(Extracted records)
* START *
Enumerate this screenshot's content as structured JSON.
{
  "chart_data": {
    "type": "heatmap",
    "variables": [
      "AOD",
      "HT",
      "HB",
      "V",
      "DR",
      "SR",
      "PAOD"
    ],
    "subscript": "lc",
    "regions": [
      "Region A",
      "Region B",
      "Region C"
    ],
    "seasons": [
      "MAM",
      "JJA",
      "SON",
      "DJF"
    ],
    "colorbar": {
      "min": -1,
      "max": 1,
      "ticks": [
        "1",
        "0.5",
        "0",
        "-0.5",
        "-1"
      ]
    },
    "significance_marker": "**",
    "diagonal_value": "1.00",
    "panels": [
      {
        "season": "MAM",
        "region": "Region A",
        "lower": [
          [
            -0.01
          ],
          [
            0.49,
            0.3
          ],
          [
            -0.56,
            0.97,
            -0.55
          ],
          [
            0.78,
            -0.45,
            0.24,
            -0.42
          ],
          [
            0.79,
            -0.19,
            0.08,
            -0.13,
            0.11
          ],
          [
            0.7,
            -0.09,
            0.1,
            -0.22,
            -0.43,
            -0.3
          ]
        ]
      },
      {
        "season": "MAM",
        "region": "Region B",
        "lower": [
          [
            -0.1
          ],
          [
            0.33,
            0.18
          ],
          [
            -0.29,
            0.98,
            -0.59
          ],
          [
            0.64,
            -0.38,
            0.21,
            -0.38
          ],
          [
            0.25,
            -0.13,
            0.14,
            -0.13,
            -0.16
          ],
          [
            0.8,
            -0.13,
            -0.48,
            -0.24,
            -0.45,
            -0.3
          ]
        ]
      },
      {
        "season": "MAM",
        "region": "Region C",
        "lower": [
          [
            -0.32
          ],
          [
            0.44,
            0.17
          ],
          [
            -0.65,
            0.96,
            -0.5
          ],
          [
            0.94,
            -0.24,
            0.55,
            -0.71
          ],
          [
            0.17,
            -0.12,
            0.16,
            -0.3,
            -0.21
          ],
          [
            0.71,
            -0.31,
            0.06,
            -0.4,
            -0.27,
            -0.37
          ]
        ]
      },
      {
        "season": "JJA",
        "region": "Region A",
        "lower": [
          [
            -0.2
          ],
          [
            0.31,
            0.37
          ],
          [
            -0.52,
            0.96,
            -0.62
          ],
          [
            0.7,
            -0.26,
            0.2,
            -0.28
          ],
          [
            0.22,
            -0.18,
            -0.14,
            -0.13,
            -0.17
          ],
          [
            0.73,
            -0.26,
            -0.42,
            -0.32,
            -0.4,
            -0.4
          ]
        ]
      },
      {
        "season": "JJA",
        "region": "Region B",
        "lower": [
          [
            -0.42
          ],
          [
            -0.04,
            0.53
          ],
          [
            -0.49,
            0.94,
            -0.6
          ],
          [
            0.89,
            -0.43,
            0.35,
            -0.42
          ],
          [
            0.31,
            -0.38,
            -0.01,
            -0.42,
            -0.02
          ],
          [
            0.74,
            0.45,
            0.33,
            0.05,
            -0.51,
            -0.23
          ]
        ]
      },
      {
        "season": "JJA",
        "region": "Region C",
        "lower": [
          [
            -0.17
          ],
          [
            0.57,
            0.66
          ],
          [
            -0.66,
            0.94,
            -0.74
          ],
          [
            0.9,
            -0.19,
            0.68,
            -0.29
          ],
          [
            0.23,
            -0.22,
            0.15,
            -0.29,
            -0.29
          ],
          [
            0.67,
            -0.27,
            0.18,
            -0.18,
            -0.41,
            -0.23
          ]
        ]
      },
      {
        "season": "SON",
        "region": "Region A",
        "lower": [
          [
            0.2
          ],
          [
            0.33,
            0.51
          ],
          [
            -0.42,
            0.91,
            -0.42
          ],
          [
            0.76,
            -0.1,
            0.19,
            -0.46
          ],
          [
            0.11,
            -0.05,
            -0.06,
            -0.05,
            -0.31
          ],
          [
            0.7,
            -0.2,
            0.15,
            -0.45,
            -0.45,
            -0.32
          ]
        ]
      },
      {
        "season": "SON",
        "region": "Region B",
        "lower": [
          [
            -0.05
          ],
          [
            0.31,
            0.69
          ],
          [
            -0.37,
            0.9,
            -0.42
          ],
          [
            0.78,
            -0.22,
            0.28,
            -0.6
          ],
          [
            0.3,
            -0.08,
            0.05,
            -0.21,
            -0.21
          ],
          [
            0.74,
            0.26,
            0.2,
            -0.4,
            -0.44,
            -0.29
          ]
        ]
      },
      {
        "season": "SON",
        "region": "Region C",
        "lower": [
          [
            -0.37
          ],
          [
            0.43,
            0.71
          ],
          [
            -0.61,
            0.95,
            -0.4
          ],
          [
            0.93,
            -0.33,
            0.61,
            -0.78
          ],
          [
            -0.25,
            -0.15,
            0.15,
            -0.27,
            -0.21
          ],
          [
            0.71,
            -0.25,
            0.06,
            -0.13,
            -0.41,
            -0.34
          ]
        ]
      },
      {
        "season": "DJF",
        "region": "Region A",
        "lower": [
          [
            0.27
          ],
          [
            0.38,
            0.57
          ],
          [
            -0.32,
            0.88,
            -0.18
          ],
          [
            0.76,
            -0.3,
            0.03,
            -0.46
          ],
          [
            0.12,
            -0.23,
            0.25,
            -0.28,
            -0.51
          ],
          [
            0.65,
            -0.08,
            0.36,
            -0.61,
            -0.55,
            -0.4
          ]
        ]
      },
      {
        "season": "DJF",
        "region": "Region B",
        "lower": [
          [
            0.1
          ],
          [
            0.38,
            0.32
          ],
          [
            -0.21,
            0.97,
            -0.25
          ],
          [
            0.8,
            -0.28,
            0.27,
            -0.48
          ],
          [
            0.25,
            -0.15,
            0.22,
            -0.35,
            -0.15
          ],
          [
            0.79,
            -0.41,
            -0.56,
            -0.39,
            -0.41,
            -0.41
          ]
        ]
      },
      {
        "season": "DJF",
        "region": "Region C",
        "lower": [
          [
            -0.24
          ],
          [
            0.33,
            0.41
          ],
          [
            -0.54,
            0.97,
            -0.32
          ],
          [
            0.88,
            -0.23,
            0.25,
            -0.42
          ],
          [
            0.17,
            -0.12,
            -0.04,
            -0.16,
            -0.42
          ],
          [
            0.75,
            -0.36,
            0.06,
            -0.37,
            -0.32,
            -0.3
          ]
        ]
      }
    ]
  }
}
* END *
▶ Directive:
Every entry above should be retyped exactly as shown.

▶ Result of the exercise:
Enumerate this screenshot's content as structured JSON.
{
  "chart_data": {
    "type": "heatmap",
    "variables": [
      "AOD",
      "HT",
      "HB",
      "V",
      "DR",
      "SR",
      "PAOD"
    ],
    "subscript": "lc",
    "regions": [
      "Region A",
      "Region B",
      "Region C"
    ],
    "seasons": [
      "MAM",
      "JJA",
      "SON",
      "DJF"
    ],
    "colorbar": {
      "min": -1,
      "max": 1,
      "ticks": [
        "1",
        "0.5",
        "0",
        "-0.5",
        "-1"
      ]
    },
    "significance_marker": "**",
    "diagonal_value": "1.00",
    "panels": [
      {
        "season": "MAM",
        "region": "Region A",
        "lower": [
          [
            -0.01
          ],
          [
            0.49,
            0.3
          ],
          [
            -0.56,
            0.97,
            -0.55
          ],
          [
            0.78,
            -0.45,
            0.24,
            -0.42
          ],
          [
            0.79,
            -0.19,
            0.08,
            -0.13,
            0.11
          ],
          [
            0.7,
            -0.09,
            0.1,
            -0.22,
            -0.43,
            -0.3
          ]
        ]
      },
      {
        "season": "MAM",
        "region": "Region B",
        "lower": [
          [
            -0.1
          ],
          [
            0.33,
            0.18
          ],
          [
            -0.29,
            0.98,
            -0.59
          ],
          [
            0.64,
            -0.38,
            0.21,
            -0.38
          ],
          [
            0.25,
            -0.13,
            0.14,
            -0.13,
            -0.16
          ],
          [
            0.8,
            -0.13,
            -0.48,
            -0.24,
            -0.45,
            -0.3
          ]
        ]
      },
      {
        "season": "MAM",
        "region": "Region C",
        "lower": [
          [
            -0.32
          ],
          [
            0.44,
            0.17
          ],
          [
            -0.65,
            0.96,
            -0.5
          ],
          [
            0.94,
            -0.24,
            0.55,
            -0.71
          ],
          [
            0.17,
            -0.12,
            0.16,
            -0.3,
            -0.21
          ],
          [
            0.71,
            -0.31,
            0.06,
            -0.4,
            -0.27,
            -0.37
          ]
        ]
      },
      {
        "season": "JJA",
        "region": "Region A",
        "lower": [
          [
            -0.2
          ],
          [
            0.31,
            0.37
          ],
          [
            -0.52,
            0.96,
            -0.62
          ],
          [
            0.7,
            -0.26,
            0.2,
            -0.28
          ],
          [
            0.22,
            -0.18,
            -0.14,
            -0.13,
            -0.17
          ],
          [
            0.73,
            -0.26,
            -0.42,
            -0.32,
            -0.4,
            -0.4
          ]
        ]
      },
      {
        "season": "JJA",
        "region": "Region B",
        "lower": [
          [
            -0.42
          ],
          [
            -0.04,
            0.53
          ],
          [
            -0.49,
            0.94,
            -0.6
          ],
          [
            0.89,
            -0.43,
            0.35,
            -0.42
          ],
          [
            0.31,
            -0.38,
            -0.01,
            -0.42,
            -0.02
          ],
          [
            0.74,
            0.45,
            0.33,
            0.05,
            -0.51,
            -0.23
          ]
        ]
      },
      {
        "season": "JJA",
        "region": "Region C",
        "lower": [
          [
            -0.17
          ],
          [
            0.57,
            0.66
          ],
          [
            -0.66,
            0.94,
            -0.74
          ],
          [
            0.9,
            -0.19,
            0.68,
            -0.29
          ],
          [
            0.23,
            -0.22,
            0.15,
            -0.29,
            -0.29
          ],
          [
            0.67,
            -0.27,
            0.18,
            -0.18,
            -0.41,
            -0.23
          ]
        ]
      },
      {
        "season": "SON",
        "region": "Region A",
        "lower": [
          [
            0.2
          ],
          [
            0.33,
            0.51
          ],
          [
            -0.42,
            0.91,
            -0.42
          ],
          [
            0.76,
            -0.1,
            0.19,
            -0.46
          ],
          [
            0.11,
            -0.05,
            -0.06,
            -0.05,
            -0.31
          ],
          [
            0.7,
            -0.2,
            0.15,
            -0.45,
            -0.45,
            -0.32
          ]
        ]
      },
      {
        "season": "SON",
        "region": "Region B",
        "lower": [
          [
            -0.05
          ],
          [
            0.31,
            0.69
          ],
          [
            -0.37,
            0.9,
            -0.42
          ],
          [
            0.78,
            -0.22,
            0.28,
            -0.6
          ],
          [
            0.3,
            -0.08,
            0.05,
            -0.21,
            -0.21
          ],
          [
            0.74,
            0.26,
            0.2,
            -0.4,
            -0.44,
            -0.29
          ]
        ]
      },
      {
        "season": "SON",
        "region": "Region C",
        "lower": [
          [
            -0.37
          ],
          [
            0.43,
            0.71
          ],
          [
            -0.61,
            0.95,
            -0.4
          ],
          [
            0.93,
            -0.33,
            0.61,
            -0.78
          ],
          [
            -0.25,
            -0.15,
            0.15,
            -0.27,
            -0.21
          ],
          [
            0.71,
            -0.25,
            0.06,
            -0.13,
            -0.41,
            -0.34
          ]
        ]
      },
      {
        "season": "DJF",
        "region": "Region A",
        "lower": [
          [
            0.27
          ],
          [
            0.38,
            0.57
          ],
          [
            -0.32,
            0.88,
            -0.18
          ],
          [
            0.76,
            -0.3,
            0.03,
            -0.46
          ],
          [
            0.12,
            -0.23,
            0.25,
            -0.28,
            -0.51
          ],
          [
            0.65,
            -0.08,
            0.36,
            -0.61,
            -0.55,
            -0.4
          ]
        ]
      },
      {
        "season": "DJF",
        "region": "Region B",
        "lower": [
          [
            0.1
          ],
          [
            0.38,
            0.32
          ],
          [
            -0.21,
            0.97,
            -0.25
          ],
          [
            0.8,
            -0.28,
            0.27,
            -0.48
          ],
          [
            0.25,
            -0.15,
            0.22,
            -0.35,
            -0.15
          ],
          [
            0.79,
            -0.41,
            -0.56,
            -0.39,
            -0.41,
            -0.41
          ]
        ]
      },
      {
        "season": "DJF",
        "region": "Region C",
        "lower": [
          [
            -0.24
          ],
          [
            0.33,
            0.41
          ],
          [
            -0.54,
            0.97,
            -0.32
          ],
          [
            0.88,
            -0.23,
            0.25,
            -0.42
          ],
          [
            0.17,
            -0.12,
            -0.04,
            -0.16,
            -0.42
          ],
          [
            0.75,
            -0.36,
            0.06,
            -0.37,
            -0.32,
            -0.3
          ]
        ]
      }
    ]
  }
}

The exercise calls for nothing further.